For me, this started with my gas stove which ceased being manufactured about a year after I bought it, about 25 years ago. About 8 years into this, the S-shaped burner tubes had just given up. No replacements available. I took the burner out to the shop and realized the tube was nearly identical in diameter to some scraps of steel conduit I had laying around. The tube only seems to burn in the straight runs, the loop ends are just fine, maybe because the heat is concentrated in the straight sections. I cut the bad sections out, drill holes down the conduit matching the original hole diameter and spacing and welded the two together. Lasted for about 8 years and had to repeat the process.

I have repaired gas BBQ's the same way and honestly haven't seen much difference in the life span of stainless vs. the conduit of a similar wall thickness. I don't think it's corrosion the causes the burnout of the tubes. Probably depends on the grade of metal.

I figure the galvanizing burns off about as much as it's going to in the first hour or so of burning. Not something I lose sleep over.

The savings over the years of keeping these things alive and working fine has been huge and satisfying.

▸ **STUDY MATERIAL**:
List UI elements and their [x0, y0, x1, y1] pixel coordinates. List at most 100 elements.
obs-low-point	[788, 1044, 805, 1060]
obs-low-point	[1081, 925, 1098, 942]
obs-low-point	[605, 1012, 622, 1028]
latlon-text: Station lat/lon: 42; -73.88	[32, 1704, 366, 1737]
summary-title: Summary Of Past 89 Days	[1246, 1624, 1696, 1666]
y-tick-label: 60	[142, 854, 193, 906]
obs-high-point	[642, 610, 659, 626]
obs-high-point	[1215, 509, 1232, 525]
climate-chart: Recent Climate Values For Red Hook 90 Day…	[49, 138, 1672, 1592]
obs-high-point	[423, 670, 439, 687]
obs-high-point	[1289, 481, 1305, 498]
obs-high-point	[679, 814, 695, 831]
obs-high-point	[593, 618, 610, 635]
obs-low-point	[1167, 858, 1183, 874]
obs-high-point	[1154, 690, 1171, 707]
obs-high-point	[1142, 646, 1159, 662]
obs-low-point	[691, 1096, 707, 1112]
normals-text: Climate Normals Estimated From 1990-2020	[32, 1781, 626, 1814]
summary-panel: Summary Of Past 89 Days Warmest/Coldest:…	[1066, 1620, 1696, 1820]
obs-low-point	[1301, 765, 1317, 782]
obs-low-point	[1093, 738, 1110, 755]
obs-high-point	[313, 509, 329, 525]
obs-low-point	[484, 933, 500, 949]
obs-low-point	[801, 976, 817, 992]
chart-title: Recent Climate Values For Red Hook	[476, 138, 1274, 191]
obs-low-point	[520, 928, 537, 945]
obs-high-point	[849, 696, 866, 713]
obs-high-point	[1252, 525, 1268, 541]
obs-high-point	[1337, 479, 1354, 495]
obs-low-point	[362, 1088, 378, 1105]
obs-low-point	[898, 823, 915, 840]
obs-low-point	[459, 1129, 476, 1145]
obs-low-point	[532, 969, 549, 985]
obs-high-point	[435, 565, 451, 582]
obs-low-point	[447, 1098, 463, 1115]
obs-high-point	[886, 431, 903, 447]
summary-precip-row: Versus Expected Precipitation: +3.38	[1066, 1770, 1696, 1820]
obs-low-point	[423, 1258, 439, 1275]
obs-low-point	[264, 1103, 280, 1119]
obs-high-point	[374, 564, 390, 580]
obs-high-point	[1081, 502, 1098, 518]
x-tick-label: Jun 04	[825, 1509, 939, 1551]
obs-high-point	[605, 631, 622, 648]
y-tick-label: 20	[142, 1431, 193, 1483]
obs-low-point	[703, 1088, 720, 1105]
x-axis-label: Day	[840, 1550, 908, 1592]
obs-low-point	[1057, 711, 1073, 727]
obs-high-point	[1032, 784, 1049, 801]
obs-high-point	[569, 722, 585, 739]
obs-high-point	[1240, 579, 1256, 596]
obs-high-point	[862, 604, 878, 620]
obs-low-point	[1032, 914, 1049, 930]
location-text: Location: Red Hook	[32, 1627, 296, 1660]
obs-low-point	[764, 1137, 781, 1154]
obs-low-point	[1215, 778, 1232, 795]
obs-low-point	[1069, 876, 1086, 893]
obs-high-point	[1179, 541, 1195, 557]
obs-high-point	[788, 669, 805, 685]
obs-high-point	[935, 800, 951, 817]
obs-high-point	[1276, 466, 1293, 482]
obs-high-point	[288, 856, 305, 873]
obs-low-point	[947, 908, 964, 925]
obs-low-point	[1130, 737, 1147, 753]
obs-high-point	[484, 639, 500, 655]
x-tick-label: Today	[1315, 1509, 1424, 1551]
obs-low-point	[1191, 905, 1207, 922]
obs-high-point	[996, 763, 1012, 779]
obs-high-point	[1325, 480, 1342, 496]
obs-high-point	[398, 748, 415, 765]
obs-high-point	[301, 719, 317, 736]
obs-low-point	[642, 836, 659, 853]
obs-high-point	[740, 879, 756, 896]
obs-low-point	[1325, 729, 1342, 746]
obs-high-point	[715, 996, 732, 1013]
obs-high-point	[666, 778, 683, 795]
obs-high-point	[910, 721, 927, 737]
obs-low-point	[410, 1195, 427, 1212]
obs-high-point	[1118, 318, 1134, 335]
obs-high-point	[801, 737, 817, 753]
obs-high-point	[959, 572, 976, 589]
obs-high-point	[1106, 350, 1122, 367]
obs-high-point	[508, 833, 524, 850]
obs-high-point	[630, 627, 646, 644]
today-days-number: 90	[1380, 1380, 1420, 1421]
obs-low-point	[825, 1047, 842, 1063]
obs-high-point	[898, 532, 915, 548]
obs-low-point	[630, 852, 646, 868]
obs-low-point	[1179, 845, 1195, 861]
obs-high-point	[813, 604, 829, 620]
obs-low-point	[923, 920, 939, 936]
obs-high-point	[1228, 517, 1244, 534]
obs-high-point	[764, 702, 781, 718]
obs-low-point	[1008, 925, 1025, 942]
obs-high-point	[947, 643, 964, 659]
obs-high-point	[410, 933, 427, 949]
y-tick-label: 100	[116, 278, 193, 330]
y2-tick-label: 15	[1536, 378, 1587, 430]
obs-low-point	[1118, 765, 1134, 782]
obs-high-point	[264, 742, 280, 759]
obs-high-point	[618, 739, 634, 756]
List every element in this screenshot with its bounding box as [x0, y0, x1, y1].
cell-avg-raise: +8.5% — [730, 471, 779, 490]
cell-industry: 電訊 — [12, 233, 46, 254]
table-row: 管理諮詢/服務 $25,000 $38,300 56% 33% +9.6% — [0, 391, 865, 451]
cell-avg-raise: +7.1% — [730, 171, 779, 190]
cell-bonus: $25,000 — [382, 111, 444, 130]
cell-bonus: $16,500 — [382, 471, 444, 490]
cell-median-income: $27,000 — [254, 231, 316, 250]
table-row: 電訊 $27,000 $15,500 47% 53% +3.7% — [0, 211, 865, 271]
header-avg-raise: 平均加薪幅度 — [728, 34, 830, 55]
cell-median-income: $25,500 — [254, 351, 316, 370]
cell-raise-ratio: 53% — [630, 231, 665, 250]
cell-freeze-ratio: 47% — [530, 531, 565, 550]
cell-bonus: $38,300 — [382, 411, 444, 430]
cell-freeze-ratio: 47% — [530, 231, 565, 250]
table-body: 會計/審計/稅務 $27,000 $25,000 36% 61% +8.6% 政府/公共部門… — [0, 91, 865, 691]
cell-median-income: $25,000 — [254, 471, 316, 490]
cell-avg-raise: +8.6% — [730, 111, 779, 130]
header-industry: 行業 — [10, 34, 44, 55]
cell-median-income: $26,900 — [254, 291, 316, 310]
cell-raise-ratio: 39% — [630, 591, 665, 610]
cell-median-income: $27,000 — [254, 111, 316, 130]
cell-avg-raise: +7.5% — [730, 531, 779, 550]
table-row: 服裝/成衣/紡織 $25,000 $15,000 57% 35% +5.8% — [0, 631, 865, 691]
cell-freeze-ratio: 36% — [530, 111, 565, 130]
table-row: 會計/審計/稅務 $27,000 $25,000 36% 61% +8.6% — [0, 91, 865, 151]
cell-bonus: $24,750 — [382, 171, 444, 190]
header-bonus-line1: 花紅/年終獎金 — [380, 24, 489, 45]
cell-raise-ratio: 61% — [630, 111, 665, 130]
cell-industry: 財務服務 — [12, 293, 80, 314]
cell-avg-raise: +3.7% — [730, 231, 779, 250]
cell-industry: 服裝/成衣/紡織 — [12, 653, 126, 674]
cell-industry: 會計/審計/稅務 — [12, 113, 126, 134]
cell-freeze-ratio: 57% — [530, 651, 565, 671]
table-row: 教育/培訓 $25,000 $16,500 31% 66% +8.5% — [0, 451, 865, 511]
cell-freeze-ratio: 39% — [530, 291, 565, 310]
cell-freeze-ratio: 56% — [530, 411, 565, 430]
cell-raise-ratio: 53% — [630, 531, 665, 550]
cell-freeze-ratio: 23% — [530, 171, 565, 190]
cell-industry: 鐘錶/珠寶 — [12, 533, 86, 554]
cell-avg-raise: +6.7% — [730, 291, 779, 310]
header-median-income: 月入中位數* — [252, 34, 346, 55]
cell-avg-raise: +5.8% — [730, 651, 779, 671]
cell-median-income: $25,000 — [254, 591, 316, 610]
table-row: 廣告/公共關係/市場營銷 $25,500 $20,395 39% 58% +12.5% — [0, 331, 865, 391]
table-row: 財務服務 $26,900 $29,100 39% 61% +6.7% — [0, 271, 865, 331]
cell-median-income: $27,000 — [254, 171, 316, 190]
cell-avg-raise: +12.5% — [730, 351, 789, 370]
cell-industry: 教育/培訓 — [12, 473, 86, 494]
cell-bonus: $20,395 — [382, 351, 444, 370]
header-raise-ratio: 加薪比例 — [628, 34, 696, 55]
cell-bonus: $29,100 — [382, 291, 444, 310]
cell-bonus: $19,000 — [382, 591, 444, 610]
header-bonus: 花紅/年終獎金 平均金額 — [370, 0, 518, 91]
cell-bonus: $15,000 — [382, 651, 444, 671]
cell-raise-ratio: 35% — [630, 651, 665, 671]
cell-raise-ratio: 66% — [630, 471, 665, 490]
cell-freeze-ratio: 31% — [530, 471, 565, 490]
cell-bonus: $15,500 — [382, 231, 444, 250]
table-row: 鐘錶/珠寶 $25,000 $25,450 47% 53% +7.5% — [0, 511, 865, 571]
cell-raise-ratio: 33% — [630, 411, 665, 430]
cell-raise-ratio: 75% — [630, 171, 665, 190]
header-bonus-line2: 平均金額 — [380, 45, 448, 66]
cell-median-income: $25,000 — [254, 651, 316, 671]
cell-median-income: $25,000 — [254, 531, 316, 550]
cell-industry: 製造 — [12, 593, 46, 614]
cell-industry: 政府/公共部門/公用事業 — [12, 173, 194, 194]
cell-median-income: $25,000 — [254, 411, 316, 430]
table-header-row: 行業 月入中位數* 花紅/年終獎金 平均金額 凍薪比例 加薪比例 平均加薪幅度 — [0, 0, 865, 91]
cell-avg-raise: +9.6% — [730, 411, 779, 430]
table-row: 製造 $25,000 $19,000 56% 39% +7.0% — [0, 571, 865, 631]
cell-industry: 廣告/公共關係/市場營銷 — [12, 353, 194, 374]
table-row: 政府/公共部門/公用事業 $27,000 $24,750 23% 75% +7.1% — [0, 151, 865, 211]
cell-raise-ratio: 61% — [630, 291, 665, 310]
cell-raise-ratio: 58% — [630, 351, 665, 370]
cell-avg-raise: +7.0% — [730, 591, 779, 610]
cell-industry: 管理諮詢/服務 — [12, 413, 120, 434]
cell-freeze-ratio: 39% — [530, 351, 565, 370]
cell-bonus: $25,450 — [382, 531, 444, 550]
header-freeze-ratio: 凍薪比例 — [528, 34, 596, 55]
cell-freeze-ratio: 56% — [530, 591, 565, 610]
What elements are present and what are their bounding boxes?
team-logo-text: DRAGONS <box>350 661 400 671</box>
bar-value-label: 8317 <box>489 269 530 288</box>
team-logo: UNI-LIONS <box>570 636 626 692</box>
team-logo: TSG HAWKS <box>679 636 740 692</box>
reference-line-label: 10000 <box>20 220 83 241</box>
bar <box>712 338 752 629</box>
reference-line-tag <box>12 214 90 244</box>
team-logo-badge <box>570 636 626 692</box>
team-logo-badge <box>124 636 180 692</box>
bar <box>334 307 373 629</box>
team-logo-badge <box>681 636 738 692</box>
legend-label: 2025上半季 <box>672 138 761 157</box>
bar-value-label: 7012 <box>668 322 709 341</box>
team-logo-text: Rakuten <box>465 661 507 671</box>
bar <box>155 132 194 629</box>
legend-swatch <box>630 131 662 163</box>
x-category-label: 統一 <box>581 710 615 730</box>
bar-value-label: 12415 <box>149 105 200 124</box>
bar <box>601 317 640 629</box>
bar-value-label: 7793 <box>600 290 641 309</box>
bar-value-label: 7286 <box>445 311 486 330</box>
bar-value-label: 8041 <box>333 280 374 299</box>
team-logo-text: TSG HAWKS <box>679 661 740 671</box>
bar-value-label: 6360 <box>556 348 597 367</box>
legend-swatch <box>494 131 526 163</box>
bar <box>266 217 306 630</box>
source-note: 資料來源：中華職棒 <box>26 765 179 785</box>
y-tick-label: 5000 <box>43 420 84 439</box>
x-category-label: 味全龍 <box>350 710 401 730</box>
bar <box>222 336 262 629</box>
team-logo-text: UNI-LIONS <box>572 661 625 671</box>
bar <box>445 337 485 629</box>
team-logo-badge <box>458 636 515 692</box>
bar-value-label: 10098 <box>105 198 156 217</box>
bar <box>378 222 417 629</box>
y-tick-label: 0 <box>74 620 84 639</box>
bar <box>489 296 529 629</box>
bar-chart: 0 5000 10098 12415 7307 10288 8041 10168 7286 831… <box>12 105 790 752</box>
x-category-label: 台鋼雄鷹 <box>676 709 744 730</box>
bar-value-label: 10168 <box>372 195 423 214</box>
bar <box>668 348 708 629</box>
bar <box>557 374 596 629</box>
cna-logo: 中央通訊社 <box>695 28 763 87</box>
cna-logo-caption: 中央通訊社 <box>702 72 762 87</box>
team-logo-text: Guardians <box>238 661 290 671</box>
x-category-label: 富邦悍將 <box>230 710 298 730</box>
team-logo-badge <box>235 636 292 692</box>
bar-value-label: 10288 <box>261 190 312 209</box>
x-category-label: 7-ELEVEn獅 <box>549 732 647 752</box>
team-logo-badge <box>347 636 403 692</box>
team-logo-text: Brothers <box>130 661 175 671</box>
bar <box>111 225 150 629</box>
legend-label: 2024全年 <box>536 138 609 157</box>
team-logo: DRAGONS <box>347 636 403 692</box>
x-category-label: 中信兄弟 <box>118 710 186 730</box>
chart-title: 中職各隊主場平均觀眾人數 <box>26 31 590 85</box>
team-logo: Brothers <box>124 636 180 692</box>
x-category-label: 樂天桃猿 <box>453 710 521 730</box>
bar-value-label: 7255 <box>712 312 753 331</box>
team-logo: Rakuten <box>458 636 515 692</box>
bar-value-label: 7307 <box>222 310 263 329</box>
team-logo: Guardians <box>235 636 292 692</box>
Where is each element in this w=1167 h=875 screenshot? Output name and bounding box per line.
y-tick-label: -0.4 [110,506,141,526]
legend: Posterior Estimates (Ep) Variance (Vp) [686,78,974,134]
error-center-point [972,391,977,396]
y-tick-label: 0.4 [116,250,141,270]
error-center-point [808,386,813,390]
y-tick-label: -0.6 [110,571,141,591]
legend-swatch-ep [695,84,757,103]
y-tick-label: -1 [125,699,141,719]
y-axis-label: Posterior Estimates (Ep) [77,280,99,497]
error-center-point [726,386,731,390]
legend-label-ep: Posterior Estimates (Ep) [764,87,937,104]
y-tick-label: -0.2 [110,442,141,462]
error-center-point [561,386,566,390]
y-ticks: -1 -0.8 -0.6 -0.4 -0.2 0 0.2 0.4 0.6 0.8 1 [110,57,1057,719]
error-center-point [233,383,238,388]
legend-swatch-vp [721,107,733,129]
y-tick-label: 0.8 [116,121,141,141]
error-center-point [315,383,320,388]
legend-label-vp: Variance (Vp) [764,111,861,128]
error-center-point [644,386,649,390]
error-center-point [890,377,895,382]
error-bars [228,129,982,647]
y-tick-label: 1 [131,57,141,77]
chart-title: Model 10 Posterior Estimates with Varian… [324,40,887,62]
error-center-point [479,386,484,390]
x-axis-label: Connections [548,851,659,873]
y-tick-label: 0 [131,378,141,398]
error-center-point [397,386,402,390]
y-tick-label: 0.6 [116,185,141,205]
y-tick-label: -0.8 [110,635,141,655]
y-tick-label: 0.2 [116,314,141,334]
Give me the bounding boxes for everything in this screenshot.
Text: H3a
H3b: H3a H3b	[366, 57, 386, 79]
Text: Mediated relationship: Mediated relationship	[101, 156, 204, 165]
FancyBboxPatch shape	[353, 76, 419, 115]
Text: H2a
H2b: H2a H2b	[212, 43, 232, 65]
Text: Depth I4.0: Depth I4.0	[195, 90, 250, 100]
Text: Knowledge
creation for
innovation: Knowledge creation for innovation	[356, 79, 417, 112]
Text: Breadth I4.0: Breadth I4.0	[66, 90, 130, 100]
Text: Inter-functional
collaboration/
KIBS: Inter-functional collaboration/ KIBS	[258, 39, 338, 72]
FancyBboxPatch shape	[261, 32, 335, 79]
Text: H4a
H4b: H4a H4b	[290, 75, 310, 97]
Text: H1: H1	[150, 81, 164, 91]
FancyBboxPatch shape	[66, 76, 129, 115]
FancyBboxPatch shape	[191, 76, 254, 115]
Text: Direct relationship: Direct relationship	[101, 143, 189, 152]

▸ **TASKS TO PERFORM**:
1: Answer these questions about the stove burner repair text above:
(a) About how long ago did the writer buy the gas stove?
(b) What material did the writer use to replace the burned sections of the burner tubes?
(c) According to the writer, how long does the galvanizing take to burn off about as much as it is going to?
2: Write out the part of the stove burner repair text between "I figure the" and "huge and satisfying.", inclusive.
3: Extend the stove burner repair text above by writing what comes after its final sentence.

▸ **ANSWERS TO THE TASKS**:
1:
(a) About 25 years ago.
(b) Scraps of steel conduit.
(c) The first hour or so of burning.

2:
I figure the galvanizing burns off about as much as it's going to in the first hour or so of burning. Not something I lose sleep over.

The savings over the years of keeping these things alive and working fine has been huge and satisfying.

3:
mpikas (author)Wallythecat2017-06-13

AAMOF, doing a quick google search it looks like most cheaper grill and oven burners are galvanized and you know that stuff is thinner than even galvanized conduit


mpikas (author)Wallythecat2017-06-13

Yea, you have me wondering about that... conduit would make this cheap and REALLY easy to make and almost as durable. I'm pretty sure that I have seen galvanized burners before (I know they weren't stainless and they had some sort of coating keeping them from rusting out right away). Galvanizing burns off at electric welding temps (MIG, TIG, stick), but I doubt a propane flame will do it (likely 1/3-1/4 the temp at the hottest point which is away from the burner).

Taking that a step further galvanized iron pipe would would likely last longer then thin wall stainless if you're OK with the galvanizing.

It is "oxidizing" (rusting) but it is accelerated by heat and oxygen in its vicinity. I suspect that if you run it a little rich (some extra yellow flame) they would last longer but I wonder if the mercaptans mixed with the propane would mess with the flavor (you can bathe your food in raw propane and it won't hurt you).

Mr Maker McMakington (author)2017-06-13

How many BTU's/hr does it run at assuming the rate shown in the beginning of the video?

Chipper Bert (author)2017-06-13

Inspiring build. Great video too.

I've been want to convert my Weber to gas for a long time but didn't really know where to start. Now I have no excuse...

Any reason not to use copper pipe? Thing is, where I live, getting hold of a short bit of stainless is not going to be easy but 22mm copper I have plenty left over from plumbing jobs and brazing that will be a piece of cake.

Copper would work and I have tried it on other projects, issue is the longevity of the burner, copper would not last. But on the plus copper is so much easier to work with.

MikeAlmogy (author)2017-06-13

is there a reason for cutting lines and not drilling a hole?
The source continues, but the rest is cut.